### Provided data
* START *

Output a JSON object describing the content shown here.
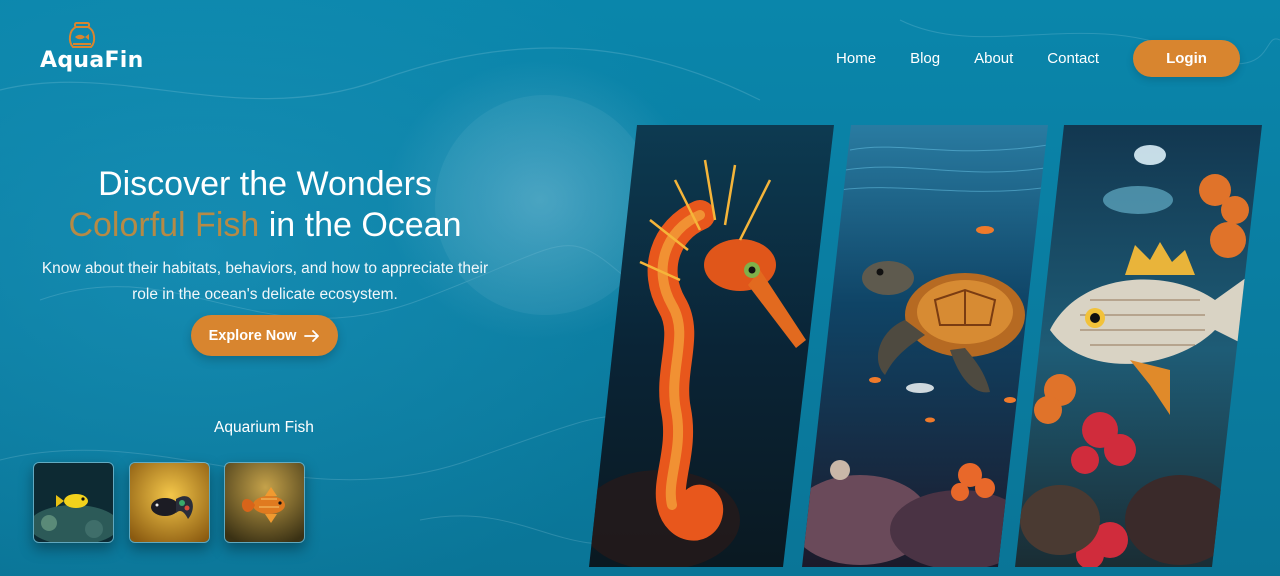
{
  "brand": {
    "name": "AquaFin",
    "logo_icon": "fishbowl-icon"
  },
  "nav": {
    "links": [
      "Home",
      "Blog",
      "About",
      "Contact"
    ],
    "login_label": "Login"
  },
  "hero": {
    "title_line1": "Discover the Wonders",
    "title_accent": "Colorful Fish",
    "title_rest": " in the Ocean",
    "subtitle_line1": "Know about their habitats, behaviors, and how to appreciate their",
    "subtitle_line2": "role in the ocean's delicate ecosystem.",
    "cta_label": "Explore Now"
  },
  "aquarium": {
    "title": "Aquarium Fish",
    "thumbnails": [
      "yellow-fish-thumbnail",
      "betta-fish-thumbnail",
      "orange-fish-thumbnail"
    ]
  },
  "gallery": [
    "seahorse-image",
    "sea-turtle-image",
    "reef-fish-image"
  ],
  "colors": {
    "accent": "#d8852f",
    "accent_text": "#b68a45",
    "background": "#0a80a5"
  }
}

* END *
* START *

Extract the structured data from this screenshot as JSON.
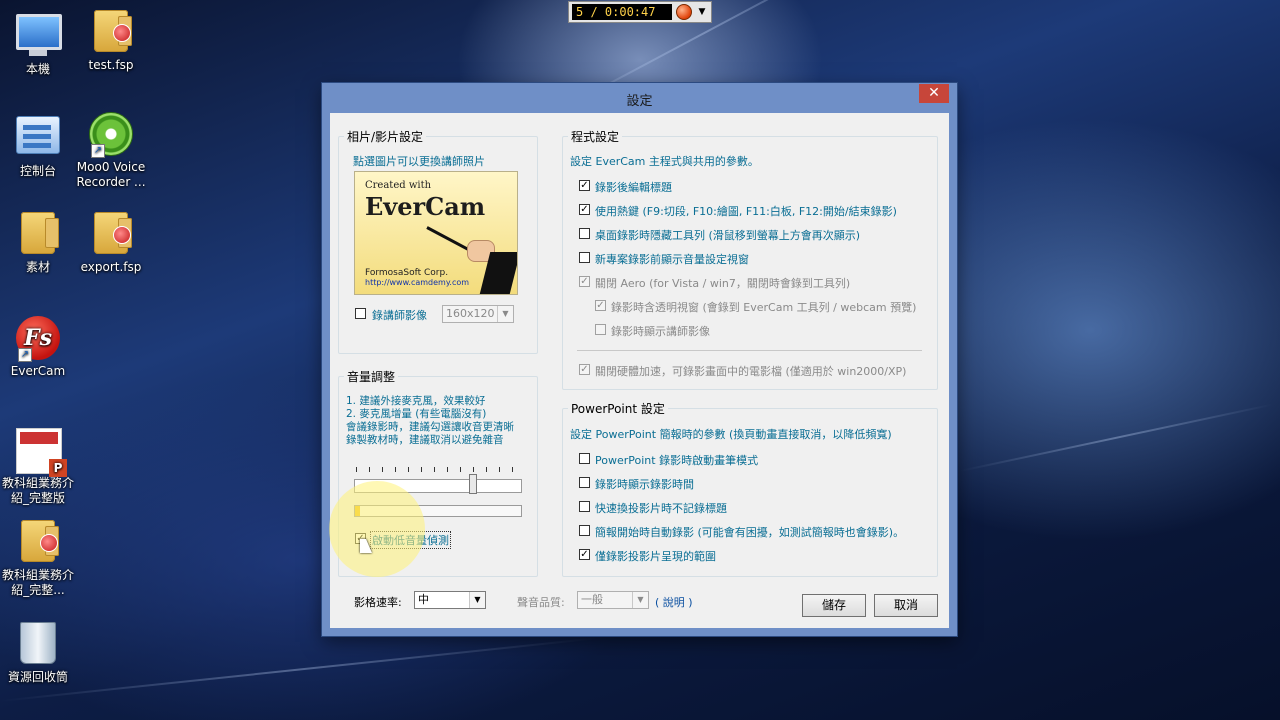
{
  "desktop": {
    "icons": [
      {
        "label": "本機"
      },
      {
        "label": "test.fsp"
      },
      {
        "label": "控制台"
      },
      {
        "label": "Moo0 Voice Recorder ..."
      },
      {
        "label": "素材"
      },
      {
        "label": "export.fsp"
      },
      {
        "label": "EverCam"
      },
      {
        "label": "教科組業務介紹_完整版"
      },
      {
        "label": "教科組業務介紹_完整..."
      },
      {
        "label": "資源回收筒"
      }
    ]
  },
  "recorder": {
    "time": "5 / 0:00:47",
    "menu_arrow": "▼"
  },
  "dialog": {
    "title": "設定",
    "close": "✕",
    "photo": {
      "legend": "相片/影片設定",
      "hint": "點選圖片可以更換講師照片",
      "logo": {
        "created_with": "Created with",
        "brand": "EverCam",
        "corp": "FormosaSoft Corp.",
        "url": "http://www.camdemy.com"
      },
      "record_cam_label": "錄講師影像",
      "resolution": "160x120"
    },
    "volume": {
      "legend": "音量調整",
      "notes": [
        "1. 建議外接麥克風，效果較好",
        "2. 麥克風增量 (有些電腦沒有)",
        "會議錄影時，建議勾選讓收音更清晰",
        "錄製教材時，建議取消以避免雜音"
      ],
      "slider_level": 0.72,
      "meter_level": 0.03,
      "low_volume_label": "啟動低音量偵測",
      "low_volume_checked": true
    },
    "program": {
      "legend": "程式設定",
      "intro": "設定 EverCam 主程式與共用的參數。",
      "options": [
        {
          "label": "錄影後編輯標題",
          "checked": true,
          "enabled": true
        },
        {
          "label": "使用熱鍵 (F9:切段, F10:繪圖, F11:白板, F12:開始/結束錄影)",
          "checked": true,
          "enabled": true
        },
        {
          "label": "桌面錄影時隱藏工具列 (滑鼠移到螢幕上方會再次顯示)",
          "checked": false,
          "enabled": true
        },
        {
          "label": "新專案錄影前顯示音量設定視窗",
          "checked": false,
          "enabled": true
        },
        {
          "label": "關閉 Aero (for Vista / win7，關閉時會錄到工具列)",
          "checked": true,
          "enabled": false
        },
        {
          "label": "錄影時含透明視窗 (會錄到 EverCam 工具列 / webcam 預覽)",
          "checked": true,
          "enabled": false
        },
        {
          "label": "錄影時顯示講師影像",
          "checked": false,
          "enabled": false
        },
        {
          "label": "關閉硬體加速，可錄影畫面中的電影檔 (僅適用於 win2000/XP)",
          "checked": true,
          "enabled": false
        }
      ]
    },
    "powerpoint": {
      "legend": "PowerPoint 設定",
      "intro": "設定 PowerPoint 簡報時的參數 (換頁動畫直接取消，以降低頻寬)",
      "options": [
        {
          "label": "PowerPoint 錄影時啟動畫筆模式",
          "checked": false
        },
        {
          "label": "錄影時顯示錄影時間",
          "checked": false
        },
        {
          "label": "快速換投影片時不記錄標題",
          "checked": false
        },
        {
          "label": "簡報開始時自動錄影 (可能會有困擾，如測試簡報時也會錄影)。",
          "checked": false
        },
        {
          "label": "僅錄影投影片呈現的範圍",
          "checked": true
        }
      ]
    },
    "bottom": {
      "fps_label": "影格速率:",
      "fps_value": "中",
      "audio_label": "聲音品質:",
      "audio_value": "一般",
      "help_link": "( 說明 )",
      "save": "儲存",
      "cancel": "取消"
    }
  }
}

* END *

### Work instructions
Find the string "image" in the listing and return every line that holds it.

### Reply to the task
    "seahorse-image",
    "sea-turtle-image",
    "reef-fish-image"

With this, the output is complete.